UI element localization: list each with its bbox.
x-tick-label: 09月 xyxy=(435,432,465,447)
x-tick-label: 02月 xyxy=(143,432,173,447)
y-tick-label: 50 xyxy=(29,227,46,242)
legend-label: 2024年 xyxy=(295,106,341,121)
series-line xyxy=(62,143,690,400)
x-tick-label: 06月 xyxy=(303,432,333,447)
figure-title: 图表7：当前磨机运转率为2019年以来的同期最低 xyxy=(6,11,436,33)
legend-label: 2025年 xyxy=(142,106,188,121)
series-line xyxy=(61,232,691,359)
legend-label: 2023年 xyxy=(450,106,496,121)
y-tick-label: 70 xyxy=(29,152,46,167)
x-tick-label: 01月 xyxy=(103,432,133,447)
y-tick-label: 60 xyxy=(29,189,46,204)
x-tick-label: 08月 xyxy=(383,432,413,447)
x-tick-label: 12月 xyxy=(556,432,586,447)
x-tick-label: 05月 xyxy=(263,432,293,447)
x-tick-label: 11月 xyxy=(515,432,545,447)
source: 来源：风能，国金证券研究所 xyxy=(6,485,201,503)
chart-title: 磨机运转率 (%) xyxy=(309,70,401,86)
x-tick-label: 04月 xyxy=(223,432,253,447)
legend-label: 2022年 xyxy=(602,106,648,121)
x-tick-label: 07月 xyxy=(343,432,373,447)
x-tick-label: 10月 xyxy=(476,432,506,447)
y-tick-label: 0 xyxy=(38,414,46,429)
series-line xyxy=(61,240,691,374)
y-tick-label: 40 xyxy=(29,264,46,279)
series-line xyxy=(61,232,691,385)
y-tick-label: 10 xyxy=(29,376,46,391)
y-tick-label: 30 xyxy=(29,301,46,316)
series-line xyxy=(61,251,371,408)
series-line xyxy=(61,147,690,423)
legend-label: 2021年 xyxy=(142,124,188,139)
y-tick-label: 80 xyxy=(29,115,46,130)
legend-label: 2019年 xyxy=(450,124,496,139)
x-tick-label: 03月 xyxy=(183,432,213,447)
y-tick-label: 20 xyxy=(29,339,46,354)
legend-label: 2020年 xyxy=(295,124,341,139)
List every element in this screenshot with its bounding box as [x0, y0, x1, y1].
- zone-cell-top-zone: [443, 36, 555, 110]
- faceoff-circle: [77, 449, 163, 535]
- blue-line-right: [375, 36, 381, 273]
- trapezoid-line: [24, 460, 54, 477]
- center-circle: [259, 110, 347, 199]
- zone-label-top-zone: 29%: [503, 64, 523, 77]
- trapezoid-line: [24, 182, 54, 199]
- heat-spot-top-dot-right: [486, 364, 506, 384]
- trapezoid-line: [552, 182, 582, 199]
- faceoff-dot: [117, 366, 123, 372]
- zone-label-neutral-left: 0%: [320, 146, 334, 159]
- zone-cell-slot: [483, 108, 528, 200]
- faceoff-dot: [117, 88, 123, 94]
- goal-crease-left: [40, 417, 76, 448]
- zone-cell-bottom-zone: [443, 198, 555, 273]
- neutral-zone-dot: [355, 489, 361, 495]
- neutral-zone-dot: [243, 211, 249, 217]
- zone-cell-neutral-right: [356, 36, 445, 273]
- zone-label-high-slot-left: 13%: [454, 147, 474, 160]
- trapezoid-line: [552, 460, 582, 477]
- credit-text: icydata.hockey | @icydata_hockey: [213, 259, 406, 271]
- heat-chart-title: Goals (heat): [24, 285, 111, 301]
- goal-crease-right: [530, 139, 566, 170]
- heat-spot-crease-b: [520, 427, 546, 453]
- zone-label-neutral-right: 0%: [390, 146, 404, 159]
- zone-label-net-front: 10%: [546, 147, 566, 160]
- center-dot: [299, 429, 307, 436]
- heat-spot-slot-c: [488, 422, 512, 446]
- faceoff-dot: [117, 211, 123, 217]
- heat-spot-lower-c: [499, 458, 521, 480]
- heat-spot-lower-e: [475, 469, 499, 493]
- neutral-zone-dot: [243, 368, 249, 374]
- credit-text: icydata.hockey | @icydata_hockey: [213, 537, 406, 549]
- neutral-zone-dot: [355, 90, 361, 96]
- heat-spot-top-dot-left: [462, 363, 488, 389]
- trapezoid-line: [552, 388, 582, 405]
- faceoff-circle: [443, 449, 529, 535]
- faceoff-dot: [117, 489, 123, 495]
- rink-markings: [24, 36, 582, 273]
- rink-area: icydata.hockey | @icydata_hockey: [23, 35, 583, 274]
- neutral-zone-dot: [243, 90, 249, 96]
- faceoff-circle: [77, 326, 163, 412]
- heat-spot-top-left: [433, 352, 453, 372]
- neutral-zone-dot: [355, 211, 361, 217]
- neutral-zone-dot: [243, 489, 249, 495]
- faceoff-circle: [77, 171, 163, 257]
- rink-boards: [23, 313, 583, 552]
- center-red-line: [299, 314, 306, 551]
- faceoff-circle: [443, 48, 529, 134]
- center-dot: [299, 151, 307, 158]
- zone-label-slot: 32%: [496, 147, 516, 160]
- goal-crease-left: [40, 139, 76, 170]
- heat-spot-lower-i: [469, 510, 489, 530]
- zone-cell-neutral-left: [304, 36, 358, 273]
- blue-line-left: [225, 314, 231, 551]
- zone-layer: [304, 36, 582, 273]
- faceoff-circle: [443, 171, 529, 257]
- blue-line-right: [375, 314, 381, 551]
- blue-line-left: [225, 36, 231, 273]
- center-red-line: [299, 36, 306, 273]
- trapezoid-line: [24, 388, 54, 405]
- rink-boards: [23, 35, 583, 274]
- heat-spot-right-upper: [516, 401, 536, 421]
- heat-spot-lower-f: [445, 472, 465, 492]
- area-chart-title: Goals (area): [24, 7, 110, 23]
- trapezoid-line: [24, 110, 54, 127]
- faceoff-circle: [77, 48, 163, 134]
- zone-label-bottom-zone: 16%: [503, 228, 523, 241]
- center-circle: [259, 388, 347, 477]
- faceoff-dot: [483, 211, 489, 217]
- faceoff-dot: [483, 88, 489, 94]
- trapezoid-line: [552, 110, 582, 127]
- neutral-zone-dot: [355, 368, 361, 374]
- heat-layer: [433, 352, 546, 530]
***
→ **BRIEF**:
Put every line from the entries above into a single numbered list, leaving out any blank lines.

→ **COMPLETE RESPONSE**:
1. UI element localization: list each with its bbox.
2. x-tick-label: 09月 xyxy=(435,432,465,447)
3. x-tick-label: 02月 xyxy=(143,432,173,447)
4. y-tick-label: 50 xyxy=(29,227,46,242)
5. legend-label: 2024年 xyxy=(295,106,341,121)
6. series-line xyxy=(62,143,690,400)
7. x-tick-label: 06月 xyxy=(303,432,333,447)
8. figure-title: 图表7：当前磨机运转率为2019年以来的同期最低 xyxy=(6,11,436,33)
9. legend-label: 2025年 xyxy=(142,106,188,121)
10. series-line xyxy=(61,232,691,359)
11. legend-label: 2023年 xyxy=(450,106,496,121)
12. y-tick-label: 70 xyxy=(29,152,46,167)
13. x-tick-label: 01月 xyxy=(103,432,133,447)
14. y-tick-label: 60 xyxy=(29,189,46,204)
15. x-tick-label: 08月 xyxy=(383,432,413,447)
16. x-tick-label: 12月 xyxy=(556,432,586,447)
17. x-tick-label: 05月 xyxy=(263,432,293,447)
18. x-tick-label: 11月 xyxy=(515,432,545,447)
19. source: 来源：风能，国金证券研究所 xyxy=(6,485,201,503)
20. chart-title: 磨机运转率 (%) xyxy=(309,70,401,86)
21. x-tick-label: 04月 xyxy=(223,432,253,447)
22. legend-label: 2022年 xyxy=(602,106,648,121)
23. x-tick-label: 07月 xyxy=(343,432,373,447)
24. x-tick-label: 10月 xyxy=(476,432,506,447)
25. y-tick-label: 0 xyxy=(38,414,46,429)
26. series-line xyxy=(61,240,691,374)
27. y-tick-label: 40 xyxy=(29,264,46,279)
28. series-line xyxy=(61,232,691,385)
29. y-tick-label: 10 xyxy=(29,376,46,391)
30. y-tick-label: 30 xyxy=(29,301,46,316)
31. series-line xyxy=(61,251,371,408)
32. series-line xyxy=(61,147,690,423)
33. legend-label: 2021年 xyxy=(142,124,188,139)
34. y-tick-label: 80 xyxy=(29,115,46,130)
35. legend-label: 2019年 xyxy=(450,124,496,139)
36. x-tick-label: 03月 xyxy=(183,432,213,447)
37. y-tick-label: 20 xyxy=(29,339,46,354)
38. legend-label: 2020年 xyxy=(295,124,341,139)
39. List every element in this screenshot with its bounding box as [x0, y0, x1, y1].
40. - zone-cell-top-zone: [443, 36, 555, 110]
41. - faceoff-circle: [77, 449, 163, 535]
42. - blue-line-right: [375, 36, 381, 273]
43. - trapezoid-line: [24, 460, 54, 477]
44. - center-circle: [259, 110, 347, 199]
45. - zone-label-top-zone: 29%: [503, 64, 523, 77]
46. - trapezoid-line: [24, 182, 54, 199]
47. - heat-spot-top-dot-right: [486, 364, 506, 384]
48. - trapezoid-line: [552, 182, 582, 199]
49. - faceoff-dot: [117, 366, 123, 372]
50. - zone-label-neutral-left: 0%: [320, 146, 334, 159]
51. - zone-cell-slot: [483, 108, 528, 200]
52. - faceoff-dot: [117, 88, 123, 94]
53. - goal-crease-left: [40, 417, 76, 448]
54. - zone-cell-bottom-zone: [443, 198, 555, 273]
55. - neutral-zone-dot: [355, 489, 361, 495]
56. - neutral-zone-dot: [243, 211, 249, 217]
57. - zone-cell-neutral-right: [356, 36, 445, 273]
58. - zone-label-high-slot-left: 13%: [454, 147, 474, 160]
59. - trapezoid-line: [552, 460, 582, 477]
60. - credit-text: icydata.hockey | @icydata_hockey: [213, 259, 406, 271]
61. - heat-chart-title: Goals (heat): [24, 285, 111, 301]
62. - goal-crease-right: [530, 139, 566, 170]
63. - heat-spot-crease-b: [520, 427, 546, 453]
64. - zone-label-neutral-right: 0%: [390, 146, 404, 159]
65. - zone-label-net-front: 10%: [546, 147, 566, 160]
66. - center-dot: [299, 429, 307, 436]
67. - heat-spot-slot-c: [488, 422, 512, 446]
68. - faceoff-dot: [117, 211, 123, 217]
69. - heat-spot-lower-c: [499, 458, 521, 480]
70. - heat-spot-lower-e: [475, 469, 499, 493]
71. - neutral-zone-dot: [243, 368, 249, 374]
72. - credit-text: icydata.hockey | @icydata_hockey: [213, 537, 406, 549]
73. - neutral-zone-dot: [355, 90, 361, 96]
74. - heat-spot-top-dot-left: [462, 363, 488, 389]
75. - trapezoid-line: [552, 388, 582, 405]
76. - faceoff-circle: [443, 449, 529, 535]
77. - faceoff-dot: [117, 489, 123, 495]
78. - rink-markings: [24, 36, 582, 273]
79. - rink-area: icydata.hockey | @icydata_hockey: [23, 35, 583, 274]
80. - neutral-zone-dot: [243, 90, 249, 96]
81. - faceoff-circle: [77, 326, 163, 412]
82. - heat-spot-top-left: [433, 352, 453, 372]
83. - neutral-zone-dot: [355, 211, 361, 217]
84. - neutral-zone-dot: [243, 489, 249, 495]
85. - faceoff-circle: [77, 171, 163, 257]
86. - rink-boards: [23, 313, 583, 552]
87. - center-red-line: [299, 314, 306, 551]
88. - faceoff-circle: [443, 48, 529, 134]
89. - center-dot: [299, 151, 307, 158]
90. - zone-label-slot: 32%: [496, 147, 516, 160]
91. - goal-crease-left: [40, 139, 76, 170]
92. - heat-spot-lower-i: [469, 510, 489, 530]
93. - zone-cell-neutral-left: [304, 36, 358, 273]
94. - blue-line-left: [225, 314, 231, 551]
95. - zone-layer: [304, 36, 582, 273]
96. - faceoff-circle: [443, 171, 529, 257]
97. - blue-line-right: [375, 314, 381, 551]
98. - blue-line-left: [225, 36, 231, 273]
99. - center-red-line: [299, 36, 306, 273]
100. - trapezoid-line: [24, 388, 54, 405]
101. - rink-boards: [23, 35, 583, 274]
102. - heat-spot-right-upper: [516, 401, 536, 421]
103. - heat-spot-lower-f: [445, 472, 465, 492]
104. - area-chart-title: Goals (area): [24, 7, 110, 23]
105. - trapezoid-line: [24, 110, 54, 127]
106. - faceoff-circle: [77, 48, 163, 134]
107. - zone-label-bottom-zone: 16%: [503, 228, 523, 241]
108. - center-circle: [259, 388, 347, 477]
109. - faceoff-dot: [483, 211, 489, 217]
110. - faceoff-dot: [483, 88, 489, 94]
111. - trapezoid-line: [552, 110, 582, 127]
112. - neutral-zone-dot: [355, 368, 361, 374]
113. - heat-layer: [433, 352, 546, 530]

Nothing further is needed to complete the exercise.